_YOUR TASK_
Look for the string "absorption" and copy every line that has it.
━━━━━━━━━━
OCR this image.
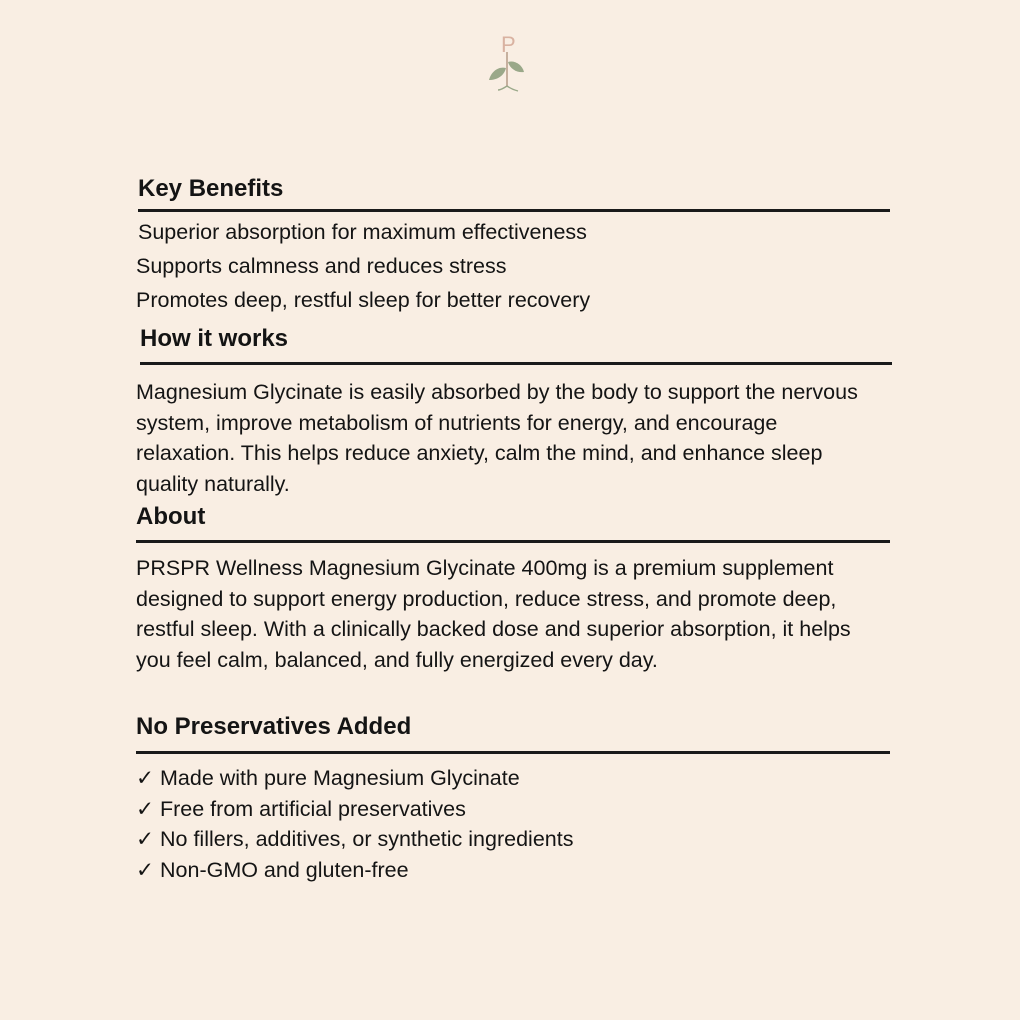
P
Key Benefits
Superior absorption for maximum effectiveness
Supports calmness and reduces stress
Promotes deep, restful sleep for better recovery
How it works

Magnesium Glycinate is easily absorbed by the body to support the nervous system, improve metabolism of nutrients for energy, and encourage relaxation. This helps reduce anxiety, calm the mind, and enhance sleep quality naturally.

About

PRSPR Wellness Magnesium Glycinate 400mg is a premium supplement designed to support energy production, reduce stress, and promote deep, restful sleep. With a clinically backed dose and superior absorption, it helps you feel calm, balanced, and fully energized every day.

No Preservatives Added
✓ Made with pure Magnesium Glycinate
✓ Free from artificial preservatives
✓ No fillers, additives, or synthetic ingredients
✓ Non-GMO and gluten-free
━━━━━━━━━━
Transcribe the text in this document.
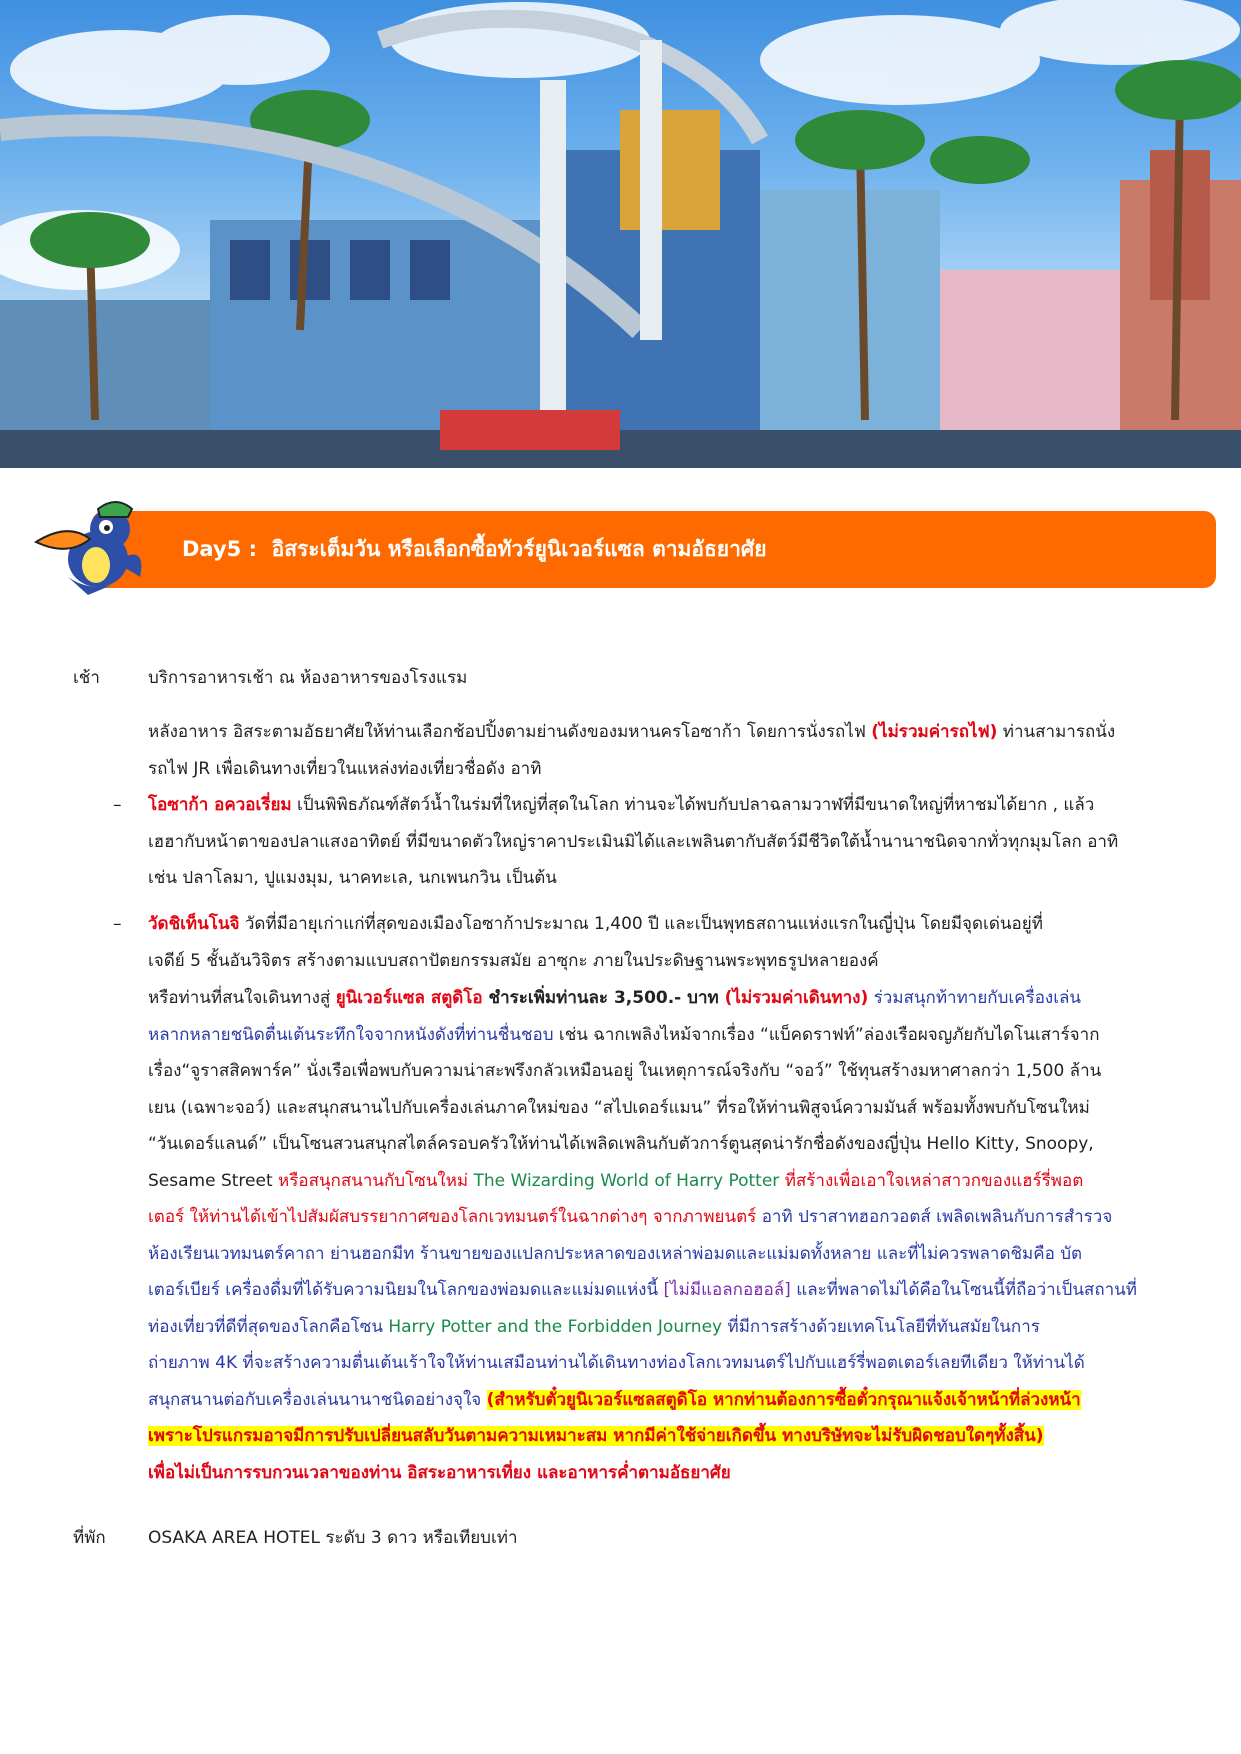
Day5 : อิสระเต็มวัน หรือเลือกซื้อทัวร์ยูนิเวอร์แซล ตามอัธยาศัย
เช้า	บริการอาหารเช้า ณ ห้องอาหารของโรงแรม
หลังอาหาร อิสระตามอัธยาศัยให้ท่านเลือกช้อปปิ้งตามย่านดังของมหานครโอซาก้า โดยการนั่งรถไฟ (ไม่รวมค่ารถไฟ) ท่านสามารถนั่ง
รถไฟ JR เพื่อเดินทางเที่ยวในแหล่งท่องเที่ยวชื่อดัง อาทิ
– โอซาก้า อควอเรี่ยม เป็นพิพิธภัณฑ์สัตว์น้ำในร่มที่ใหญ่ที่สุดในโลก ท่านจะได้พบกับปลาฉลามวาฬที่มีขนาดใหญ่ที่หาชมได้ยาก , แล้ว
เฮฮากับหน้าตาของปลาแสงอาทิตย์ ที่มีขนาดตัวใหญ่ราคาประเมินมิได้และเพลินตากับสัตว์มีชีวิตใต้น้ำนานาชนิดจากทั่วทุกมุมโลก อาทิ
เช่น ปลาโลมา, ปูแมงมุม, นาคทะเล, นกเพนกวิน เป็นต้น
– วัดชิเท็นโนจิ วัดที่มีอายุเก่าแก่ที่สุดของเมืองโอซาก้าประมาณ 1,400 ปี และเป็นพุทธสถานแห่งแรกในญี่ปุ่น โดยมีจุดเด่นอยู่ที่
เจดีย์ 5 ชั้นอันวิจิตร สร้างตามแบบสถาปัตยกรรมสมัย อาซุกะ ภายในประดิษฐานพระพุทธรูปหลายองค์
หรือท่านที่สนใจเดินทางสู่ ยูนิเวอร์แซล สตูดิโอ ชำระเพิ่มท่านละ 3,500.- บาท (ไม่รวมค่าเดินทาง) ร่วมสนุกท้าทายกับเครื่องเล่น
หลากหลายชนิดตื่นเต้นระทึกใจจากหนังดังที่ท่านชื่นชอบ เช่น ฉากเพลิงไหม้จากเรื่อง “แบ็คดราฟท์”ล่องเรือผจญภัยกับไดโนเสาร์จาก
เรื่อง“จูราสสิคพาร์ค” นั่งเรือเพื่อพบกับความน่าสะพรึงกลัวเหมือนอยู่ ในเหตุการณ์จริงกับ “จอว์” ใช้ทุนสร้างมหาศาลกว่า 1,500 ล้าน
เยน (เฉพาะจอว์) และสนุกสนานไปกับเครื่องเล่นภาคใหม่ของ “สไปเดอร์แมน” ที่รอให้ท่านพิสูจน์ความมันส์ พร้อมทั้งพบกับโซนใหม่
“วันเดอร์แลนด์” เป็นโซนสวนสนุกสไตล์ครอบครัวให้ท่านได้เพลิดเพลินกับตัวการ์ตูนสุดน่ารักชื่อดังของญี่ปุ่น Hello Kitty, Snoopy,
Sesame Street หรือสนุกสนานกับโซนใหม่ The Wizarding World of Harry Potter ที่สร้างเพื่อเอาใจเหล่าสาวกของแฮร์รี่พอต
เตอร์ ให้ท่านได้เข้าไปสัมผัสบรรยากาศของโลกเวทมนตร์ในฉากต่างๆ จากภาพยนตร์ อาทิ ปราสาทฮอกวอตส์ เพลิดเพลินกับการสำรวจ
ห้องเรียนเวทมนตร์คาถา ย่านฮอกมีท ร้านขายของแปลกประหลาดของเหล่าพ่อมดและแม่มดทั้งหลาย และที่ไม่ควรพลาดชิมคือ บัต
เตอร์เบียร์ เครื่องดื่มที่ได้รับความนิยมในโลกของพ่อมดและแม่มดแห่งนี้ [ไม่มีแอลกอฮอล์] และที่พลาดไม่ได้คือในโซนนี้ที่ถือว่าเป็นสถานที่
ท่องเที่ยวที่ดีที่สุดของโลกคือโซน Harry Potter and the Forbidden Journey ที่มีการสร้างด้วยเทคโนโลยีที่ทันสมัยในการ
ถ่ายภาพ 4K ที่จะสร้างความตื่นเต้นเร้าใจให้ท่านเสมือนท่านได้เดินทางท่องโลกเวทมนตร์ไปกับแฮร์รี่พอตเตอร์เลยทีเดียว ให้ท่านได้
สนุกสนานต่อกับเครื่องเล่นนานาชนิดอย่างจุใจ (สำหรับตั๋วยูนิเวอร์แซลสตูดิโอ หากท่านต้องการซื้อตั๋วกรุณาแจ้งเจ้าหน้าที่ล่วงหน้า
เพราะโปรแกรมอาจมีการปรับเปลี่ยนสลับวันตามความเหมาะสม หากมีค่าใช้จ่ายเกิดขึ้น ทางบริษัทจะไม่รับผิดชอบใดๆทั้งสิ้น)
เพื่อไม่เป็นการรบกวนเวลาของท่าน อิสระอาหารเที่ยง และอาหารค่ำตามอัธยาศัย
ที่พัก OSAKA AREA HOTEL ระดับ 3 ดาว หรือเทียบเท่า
━━━━━━━━━━
_REPLY TO THE TASK_
Superior absorption for maximum effectiveness
PRSPR Wellness Magnesium Glycinate 400mg is a premium supplement designed to support energy production, reduce stress, and promote deep, restful sleep. With a clinically backed dose and superior absorption, it helps you feel calm, balanced, and fully energized every day.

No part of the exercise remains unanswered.